Data items

--

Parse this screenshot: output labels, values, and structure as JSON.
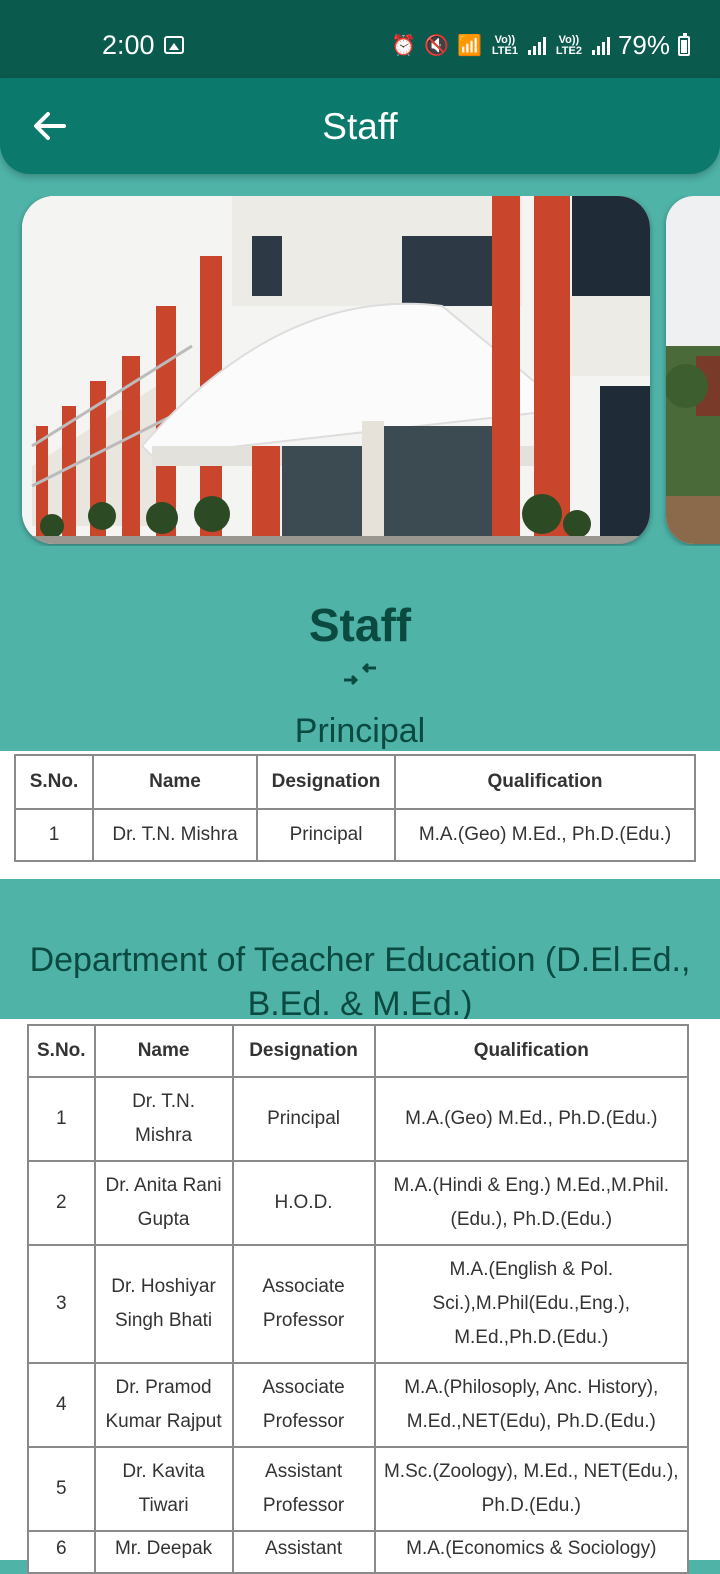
{
  "status_bar": {
    "time": "2:00",
    "battery": "79%",
    "sim1_label": "Vo)) LTE1",
    "sim2_label": "Vo)) LTE2"
  },
  "app_bar": {
    "title": "Staff"
  },
  "content": {
    "heading": "Staff",
    "principal_heading": "Principal",
    "dept_heading": "Department of Teacher Education (D.El.Ed., B.Ed. & M.Ed.)"
  },
  "principal_table": {
    "headers": [
      "S.No.",
      "Name",
      "Designation",
      "Qualification"
    ],
    "rows": [
      [
        "1",
        "Dr. T.N. Mishra",
        "Principal",
        "M.A.(Geo) M.Ed., Ph.D.(Edu.)"
      ]
    ]
  },
  "dept_table": {
    "headers": [
      "S.No.",
      "Name",
      "Designation",
      "Qualification"
    ],
    "rows": [
      [
        "1",
        "Dr. T.N. Mishra",
        "Principal",
        "M.A.(Geo) M.Ed., Ph.D.(Edu.)"
      ],
      [
        "2",
        "Dr. Anita Rani Gupta",
        "H.O.D.",
        "M.A.(Hindi & Eng.) M.Ed.,M.Phil.(Edu.), Ph.D.(Edu.)"
      ],
      [
        "3",
        "Dr. Hoshiyar Singh Bhati",
        "Associate Professor",
        "M.A.(English & Pol. Sci.),M.Phil(Edu.,Eng.), M.Ed.,Ph.D.(Edu.)"
      ],
      [
        "4",
        "Dr. Pramod Kumar Rajput",
        "Associate Professor",
        "M.A.(Philosoply, Anc. History), M.Ed.,NET(Edu), Ph.D.(Edu.)"
      ],
      [
        "5",
        "Dr. Kavita Tiwari",
        "Assistant Professor",
        "M.Sc.(Zoology), M.Ed., NET(Edu.), Ph.D.(Edu.)"
      ],
      [
        "6",
        "Mr. Deepak",
        "Assistant",
        "M.A.(Economics & Sociology)"
      ]
    ]
  },
  "colors": {
    "status_bar": "#0b5a4e",
    "app_bar": "#0b7a6d",
    "background": "#4fb3a8",
    "heading_text": "#0b4a40"
  }
}
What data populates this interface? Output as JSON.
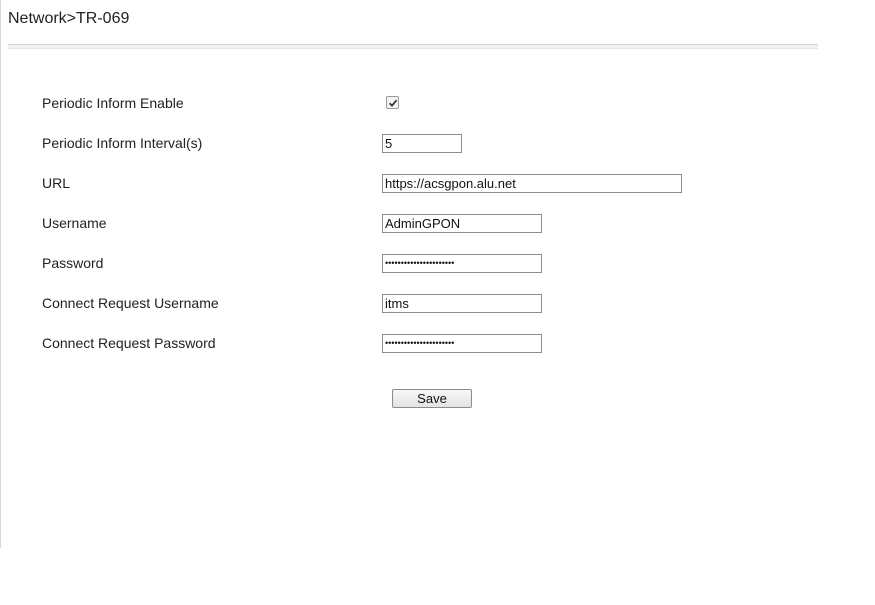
{
  "breadcrumb": "Network>TR-069",
  "form": {
    "periodic_inform_enable": {
      "label": "Periodic Inform Enable",
      "checked": true
    },
    "periodic_inform_interval": {
      "label": "Periodic Inform Interval(s)",
      "value": "5"
    },
    "url": {
      "label": "URL",
      "value": "https://acsgpon.alu.net"
    },
    "username": {
      "label": "Username",
      "value": "AdminGPON"
    },
    "password": {
      "label": "Password",
      "value": "••••••••••••••••••••••"
    },
    "connect_request_username": {
      "label": "Connect Request Username",
      "value": "itms"
    },
    "connect_request_password": {
      "label": "Connect Request Password",
      "value": "••••••••••••••••••••••"
    }
  },
  "buttons": {
    "save": "Save"
  },
  "icons": {
    "checkbox_check": "check-icon"
  }
}
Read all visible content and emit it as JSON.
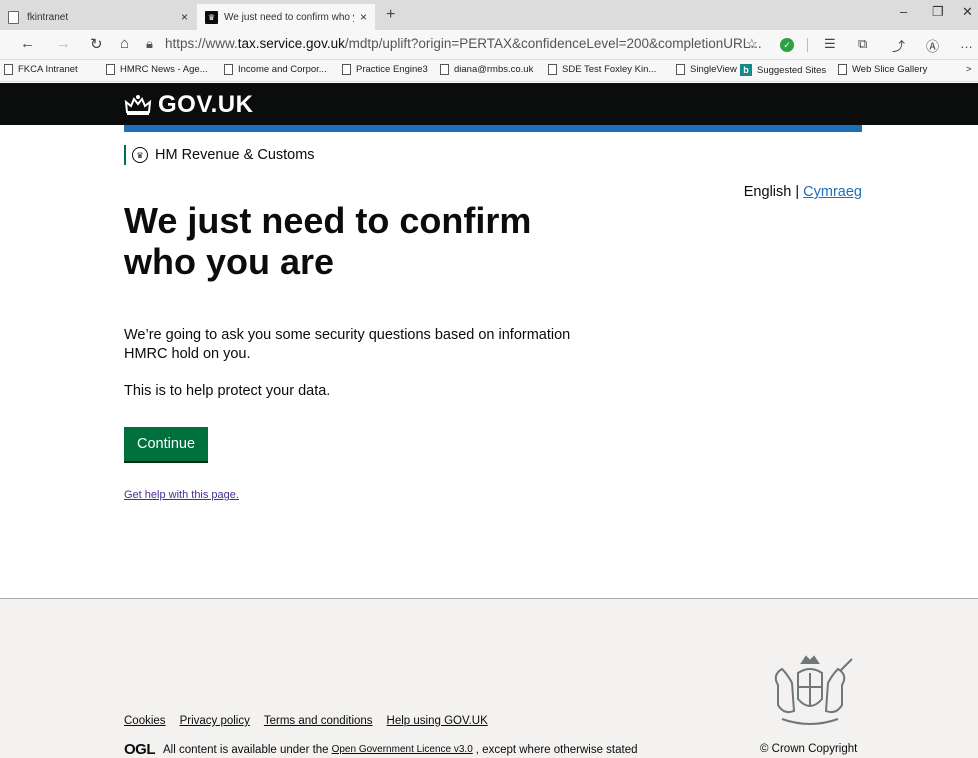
{
  "browser": {
    "tabs": [
      {
        "title": "fkintranet",
        "close": "×"
      },
      {
        "title": "We just need to confirm who yo",
        "close": "×"
      }
    ],
    "new_tab": "+",
    "window_controls": [
      "–",
      "❐",
      "✕"
    ],
    "url_host_prefix": "https://www.",
    "url_host": "tax.service.gov.uk",
    "url_path": "/mdtp/uplift?origin=PERTAX&confidenceLevel=200&completionURL...",
    "favorites": [
      "FKCA Intranet",
      "HMRC News - Age...",
      "Income and Corpor...",
      "Practice Engine3",
      "diana@rmbs.co.uk",
      "SDE Test Foxley Kin...",
      "SingleView",
      "Suggested Sites",
      "Web Slice Gallery"
    ],
    "favorites_more": ">"
  },
  "header": {
    "logo_text": "GOV.UK",
    "department": "HM Revenue & Customs"
  },
  "language": {
    "current": "English",
    "separator": "|",
    "other": "Cymraeg"
  },
  "main": {
    "title": "We just need to confirm who you are",
    "para1": "We’re going to ask you some security questions based on information HMRC hold on you.",
    "para2": "This is to help protect your data.",
    "continue_label": "Continue",
    "help_link": "Get help with this page."
  },
  "footer": {
    "links": [
      "Cookies",
      "Privacy policy",
      "Terms and conditions",
      "Help using GOV.UK"
    ],
    "ogl_logo": "OGL",
    "licence_prefix": "All content is available under the",
    "licence_link": "Open Government Licence v3.0",
    "licence_suffix": ", except where otherwise stated",
    "copyright": "© Crown Copyright"
  },
  "colors": {
    "header_bg": "#0b0c0c",
    "brand_blue": "#1d70b8",
    "button_green": "#00703c",
    "footer_bg": "#f3f2f1",
    "visited_link": "#4c2c92"
  }
}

--

* [What you need to do]: Leave out the pictures and give the rest of the records again exactly.

* [Exercise result]:
Parse this screenshot: output labels, values, and structure as JSON.
{
  "status_bar": {
    "time": "2:00",
    "battery": "79%",
    "sim1_label": "Vo)) LTE1",
    "sim2_label": "Vo)) LTE2"
  },
  "app_bar": {
    "title": "Staff"
  },
  "content": {
    "heading": "Staff",
    "principal_heading": "Principal",
    "dept_heading": "Department of Teacher Education (D.El.Ed., B.Ed. & M.Ed.)"
  },
  "principal_table": {
    "headers": [
      "S.No.",
      "Name",
      "Designation",
      "Qualification"
    ],
    "rows": [
      [
        "1",
        "Dr. T.N. Mishra",
        "Principal",
        "M.A.(Geo) M.Ed., Ph.D.(Edu.)"
      ]
    ]
  },
  "dept_table": {
    "headers": [
      "S.No.",
      "Name",
      "Designation",
      "Qualification"
    ],
    "rows": [
      [
        "1",
        "Dr. T.N. Mishra",
        "Principal",
        "M.A.(Geo) M.Ed., Ph.D.(Edu.)"
      ],
      [
        "2",
        "Dr. Anita Rani Gupta",
        "H.O.D.",
        "M.A.(Hindi & Eng.) M.Ed.,M.Phil.(Edu.), Ph.D.(Edu.)"
      ],
      [
        "3",
        "Dr. Hoshiyar Singh Bhati",
        "Associate Professor",
        "M.A.(English & Pol. Sci.),M.Phil(Edu.,Eng.), M.Ed.,Ph.D.(Edu.)"
      ],
      [
        "4",
        "Dr. Pramod Kumar Rajput",
        "Associate Professor",
        "M.A.(Philosoply, Anc. History), M.Ed.,NET(Edu), Ph.D.(Edu.)"
      ],
      [
        "5",
        "Dr. Kavita Tiwari",
        "Assistant Professor",
        "M.Sc.(Zoology), M.Ed., NET(Edu.), Ph.D.(Edu.)"
      ],
      [
        "6",
        "Mr. Deepak",
        "Assistant",
        "M.A.(Economics & Sociology)"
      ]
    ]
  },
  "colors": {
    "status_bar": "#0b5a4e",
    "app_bar": "#0b7a6d",
    "background": "#4fb3a8",
    "heading_text": "#0b4a40"
  }
}
What data populates this interface? Output as JSON.
{
  "breadcrumb": "Network>TR-069",
  "form": {
    "periodic_inform_enable": {
      "label": "Periodic Inform Enable",
      "checked": true
    },
    "periodic_inform_interval": {
      "label": "Periodic Inform Interval(s)",
      "value": "5"
    },
    "url": {
      "label": "URL",
      "value": "https://acsgpon.alu.net"
    },
    "username": {
      "label": "Username",
      "value": "AdminGPON"
    },
    "password": {
      "label": "Password",
      "value": "••••••••••••••••••••••"
    },
    "connect_request_username": {
      "label": "Connect Request Username",
      "value": "itms"
    },
    "connect_request_password": {
      "label": "Connect Request Password",
      "value": "••••••••••••••••••••••"
    }
  },
  "buttons": {
    "save": "Save"
  },
  "icons": {
    "checkbox_check": "check-icon"
  }
}
Read all visible content and emit it as JSON.
{
  "browser": {
    "tabs": [
      {
        "title": "fkintranet",
        "close": "×"
      },
      {
        "title": "We just need to confirm who yo",
        "close": "×"
      }
    ],
    "new_tab": "+",
    "window_controls": [
      "–",
      "❐",
      "✕"
    ],
    "url_host_prefix": "https://www.",
    "url_host": "tax.service.gov.uk",
    "url_path": "/mdtp/uplift?origin=PERTAX&confidenceLevel=200&completionURL...",
    "favorites": [
      "FKCA Intranet",
      "HMRC News - Age...",
      "Income and Corpor...",
      "Practice Engine3",
      "diana@rmbs.co.uk",
      "SDE Test Foxley Kin...",
      "SingleView",
      "Suggested Sites",
      "Web Slice Gallery"
    ],
    "favorites_more": ">"
  },
  "header": {
    "logo_text": "GOV.UK",
    "department": "HM Revenue & Customs"
  },
  "language": {
    "current": "English",
    "separator": "|",
    "other": "Cymraeg"
  },
  "main": {
    "title": "We just need to confirm who you are",
    "para1": "We’re going to ask you some security questions based on information HMRC hold on you.",
    "para2": "This is to help protect your data.",
    "continue_label": "Continue",
    "help_link": "Get help with this page."
  },
  "footer": {
    "links": [
      "Cookies",
      "Privacy policy",
      "Terms and conditions",
      "Help using GOV.UK"
    ],
    "ogl_logo": "OGL",
    "licence_prefix": "All content is available under the",
    "licence_link": "Open Government Licence v3.0",
    "licence_suffix": ", except where otherwise stated",
    "copyright": "© Crown Copyright"
  },
  "colors": {
    "header_bg": "#0b0c0c",
    "brand_blue": "#1d70b8",
    "button_green": "#00703c",
    "footer_bg": "#f3f2f1",
    "visited_link": "#4c2c92"
  }
}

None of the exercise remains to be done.